Dataset excerpt
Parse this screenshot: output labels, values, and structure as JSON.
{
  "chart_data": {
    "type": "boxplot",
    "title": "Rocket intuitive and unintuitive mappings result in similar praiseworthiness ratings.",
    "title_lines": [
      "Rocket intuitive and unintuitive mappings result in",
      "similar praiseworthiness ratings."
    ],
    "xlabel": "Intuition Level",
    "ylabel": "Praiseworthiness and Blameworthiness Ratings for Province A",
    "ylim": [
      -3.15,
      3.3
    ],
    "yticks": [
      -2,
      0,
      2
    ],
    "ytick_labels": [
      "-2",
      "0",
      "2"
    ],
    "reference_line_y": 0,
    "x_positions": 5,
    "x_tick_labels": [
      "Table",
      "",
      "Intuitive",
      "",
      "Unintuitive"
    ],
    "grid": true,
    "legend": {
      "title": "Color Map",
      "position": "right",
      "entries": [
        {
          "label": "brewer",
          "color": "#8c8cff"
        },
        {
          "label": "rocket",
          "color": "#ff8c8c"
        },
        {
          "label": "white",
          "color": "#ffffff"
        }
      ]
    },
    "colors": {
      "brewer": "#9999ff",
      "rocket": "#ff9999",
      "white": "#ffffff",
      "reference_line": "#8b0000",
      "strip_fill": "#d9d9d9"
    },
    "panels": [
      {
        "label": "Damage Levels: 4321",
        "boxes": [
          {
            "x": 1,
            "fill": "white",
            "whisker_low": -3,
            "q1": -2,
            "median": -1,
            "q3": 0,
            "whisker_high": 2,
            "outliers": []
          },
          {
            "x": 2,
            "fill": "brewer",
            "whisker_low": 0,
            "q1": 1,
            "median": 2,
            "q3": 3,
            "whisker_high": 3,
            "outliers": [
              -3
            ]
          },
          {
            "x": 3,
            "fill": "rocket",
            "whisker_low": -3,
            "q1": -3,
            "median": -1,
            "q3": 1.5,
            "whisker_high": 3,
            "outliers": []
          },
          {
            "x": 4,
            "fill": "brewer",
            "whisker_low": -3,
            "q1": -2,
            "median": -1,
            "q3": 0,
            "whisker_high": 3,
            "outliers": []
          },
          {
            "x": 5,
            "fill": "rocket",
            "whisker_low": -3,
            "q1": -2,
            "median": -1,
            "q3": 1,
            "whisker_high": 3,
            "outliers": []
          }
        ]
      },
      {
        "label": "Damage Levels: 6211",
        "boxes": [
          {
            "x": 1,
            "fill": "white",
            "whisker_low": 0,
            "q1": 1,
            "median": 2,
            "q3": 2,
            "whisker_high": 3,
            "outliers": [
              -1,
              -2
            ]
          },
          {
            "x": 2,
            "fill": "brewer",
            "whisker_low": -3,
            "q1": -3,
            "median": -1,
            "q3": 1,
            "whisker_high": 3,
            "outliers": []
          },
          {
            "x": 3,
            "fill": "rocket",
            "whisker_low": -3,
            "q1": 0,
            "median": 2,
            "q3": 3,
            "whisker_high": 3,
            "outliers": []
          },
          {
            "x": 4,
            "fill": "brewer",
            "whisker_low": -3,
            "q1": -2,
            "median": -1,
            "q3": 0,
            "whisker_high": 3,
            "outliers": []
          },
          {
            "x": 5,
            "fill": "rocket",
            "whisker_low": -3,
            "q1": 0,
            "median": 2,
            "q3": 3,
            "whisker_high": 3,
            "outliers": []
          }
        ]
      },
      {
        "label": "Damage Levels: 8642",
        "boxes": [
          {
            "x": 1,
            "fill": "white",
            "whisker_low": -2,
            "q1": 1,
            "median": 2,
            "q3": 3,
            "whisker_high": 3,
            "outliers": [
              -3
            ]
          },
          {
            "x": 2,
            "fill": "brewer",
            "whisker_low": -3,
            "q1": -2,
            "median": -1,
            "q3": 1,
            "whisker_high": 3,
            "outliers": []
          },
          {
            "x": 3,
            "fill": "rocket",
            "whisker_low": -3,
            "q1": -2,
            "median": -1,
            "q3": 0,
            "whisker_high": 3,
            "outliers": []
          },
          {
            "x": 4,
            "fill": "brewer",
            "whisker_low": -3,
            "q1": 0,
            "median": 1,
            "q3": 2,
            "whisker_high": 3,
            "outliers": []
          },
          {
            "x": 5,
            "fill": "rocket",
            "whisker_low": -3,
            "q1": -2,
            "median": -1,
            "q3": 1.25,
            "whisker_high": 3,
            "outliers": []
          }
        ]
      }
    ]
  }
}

> [What you should do]: Select every line in the material above where the string "Levels" occurs, and copy it.

> [Completed exercise]:
        "label": "Damage Levels: 4321",
        "label": "Damage Levels: 6211",
        "label": "Damage Levels: 8642",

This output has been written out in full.